Reproduce every line of the listing as written, apart from the pictures.

- **DATASET ROWS**
+ + + +
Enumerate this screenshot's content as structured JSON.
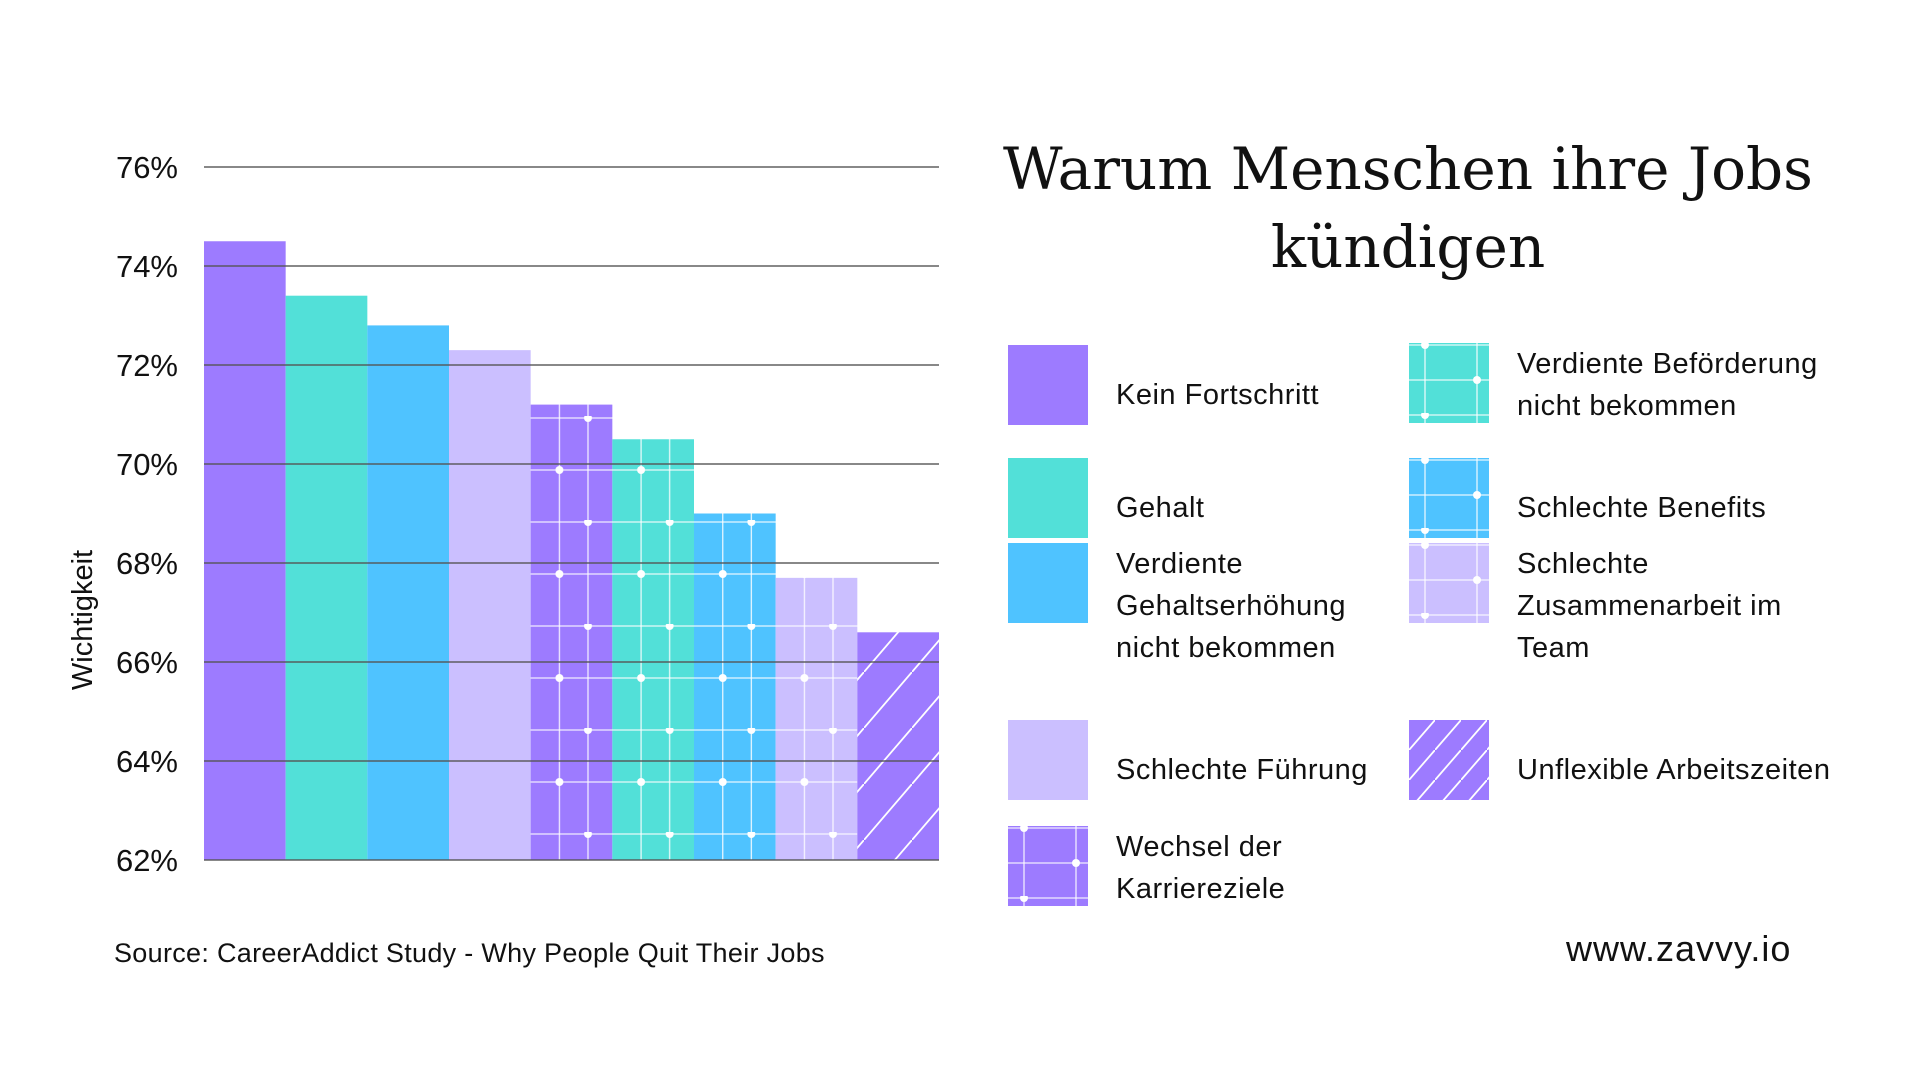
{
  "chart_data": {
    "type": "bar",
    "title": "Warum Menschen ihre Jobs kündigen",
    "ylabel": "Wichtigkeit",
    "ylim": [
      62,
      76
    ],
    "yticks": [
      "62%",
      "64%",
      "66%",
      "68%",
      "70%",
      "72%",
      "74%",
      "76%"
    ],
    "grid": true,
    "legend_position": "right",
    "series": [
      {
        "name": "Kein Fortschritt",
        "value": 74.5,
        "color": "#9d7bff",
        "pattern": "solid"
      },
      {
        "name": "Gehalt",
        "value": 73.4,
        "color": "#52e0d8",
        "pattern": "solid"
      },
      {
        "name": "Verdiente Gehaltserhöhung nicht bekommen",
        "value": 72.8,
        "color": "#4fc3ff",
        "pattern": "solid"
      },
      {
        "name": "Schlechte Führung",
        "value": 72.3,
        "color": "#cbbfff",
        "pattern": "solid"
      },
      {
        "name": "Wechsel der Karriereziele",
        "value": 71.2,
        "color": "#9d7bff",
        "pattern": "grid-dots"
      },
      {
        "name": "Verdiente Beförderung nicht bekommen",
        "value": 70.5,
        "color": "#52e0d8",
        "pattern": "grid-dots"
      },
      {
        "name": "Schlechte Benefits",
        "value": 69.0,
        "color": "#4fc3ff",
        "pattern": "grid-dots"
      },
      {
        "name": "Schlechte Zusammenarbeit im Team",
        "value": 67.7,
        "color": "#cbbfff",
        "pattern": "grid-dots"
      },
      {
        "name": "Unflexible Arbeitszeiten",
        "value": 66.6,
        "color": "#9d7bff",
        "pattern": "hatch"
      }
    ],
    "legend_lines": [
      [
        "Kein Fortschritt"
      ],
      [
        "Gehalt"
      ],
      [
        "Verdiente",
        "Gehaltserhöhung",
        "nicht bekommen"
      ],
      [
        "Schlechte Führung"
      ],
      [
        "Wechsel der",
        "Karriereziele"
      ],
      [
        "Verdiente Beförderung",
        "nicht bekommen"
      ],
      [
        "Schlechte Benefits"
      ],
      [
        "Schlechte",
        "Zusammenarbeit im",
        "Team"
      ],
      [
        "Unflexible Arbeitszeiten"
      ]
    ]
  },
  "title_lines": [
    "Warum Menschen ihre Jobs",
    "kündigen"
  ],
  "source": "Source: CareerAddict Study - Why People Quit Their Jobs",
  "website": "www.zavvy.io"
}
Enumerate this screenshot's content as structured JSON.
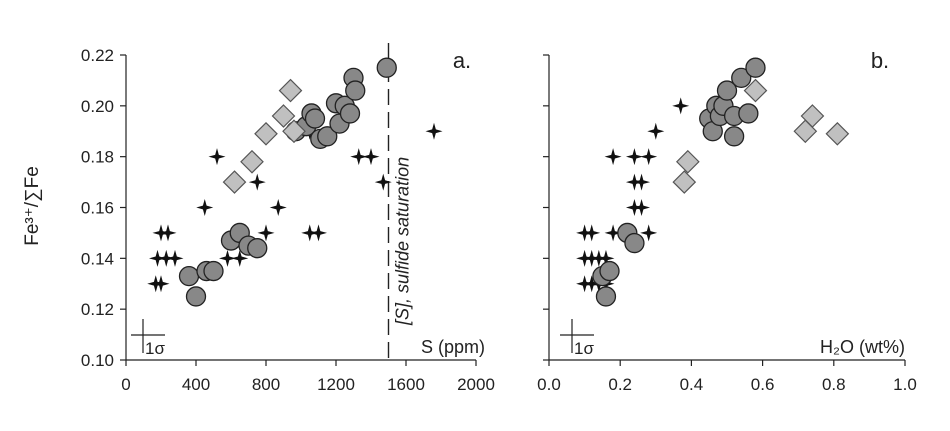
+ + + +
- **SOLVED EXERCISE**
Enumerate this screenshot's content as structured JSON.
{
  "chart_data": {
    "type": "bar",
    "title": "Warum Menschen ihre Jobs kündigen",
    "ylabel": "Wichtigkeit",
    "ylim": [
      62,
      76
    ],
    "yticks": [
      "62%",
      "64%",
      "66%",
      "68%",
      "70%",
      "72%",
      "74%",
      "76%"
    ],
    "grid": true,
    "legend_position": "right",
    "series": [
      {
        "name": "Kein Fortschritt",
        "value": 74.5,
        "color": "#9d7bff",
        "pattern": "solid"
      },
      {
        "name": "Gehalt",
        "value": 73.4,
        "color": "#52e0d8",
        "pattern": "solid"
      },
      {
        "name": "Verdiente Gehaltserhöhung nicht bekommen",
        "value": 72.8,
        "color": "#4fc3ff",
        "pattern": "solid"
      },
      {
        "name": "Schlechte Führung",
        "value": 72.3,
        "color": "#cbbfff",
        "pattern": "solid"
      },
      {
        "name": "Wechsel der Karriereziele",
        "value": 71.2,
        "color": "#9d7bff",
        "pattern": "grid-dots"
      },
      {
        "name": "Verdiente Beförderung nicht bekommen",
        "value": 70.5,
        "color": "#52e0d8",
        "pattern": "grid-dots"
      },
      {
        "name": "Schlechte Benefits",
        "value": 69.0,
        "color": "#4fc3ff",
        "pattern": "grid-dots"
      },
      {
        "name": "Schlechte Zusammenarbeit im Team",
        "value": 67.7,
        "color": "#cbbfff",
        "pattern": "grid-dots"
      },
      {
        "name": "Unflexible Arbeitszeiten",
        "value": 66.6,
        "color": "#9d7bff",
        "pattern": "hatch"
      }
    ],
    "legend_lines": [
      [
        "Kein Fortschritt"
      ],
      [
        "Gehalt"
      ],
      [
        "Verdiente",
        "Gehaltserhöhung",
        "nicht bekommen"
      ],
      [
        "Schlechte Führung"
      ],
      [
        "Wechsel der",
        "Karriereziele"
      ],
      [
        "Verdiente Beförderung",
        "nicht bekommen"
      ],
      [
        "Schlechte Benefits"
      ],
      [
        "Schlechte",
        "Zusammenarbeit im",
        "Team"
      ],
      [
        "Unflexible Arbeitszeiten"
      ]
    ]
  },
  "title_lines": [
    "Warum Menschen ihre Jobs",
    "kündigen"
  ],
  "source": "Source: CareerAddict Study - Why People Quit Their Jobs",
  "website": "www.zavvy.io"
}
Enumerate this screenshot's content as structured JSON.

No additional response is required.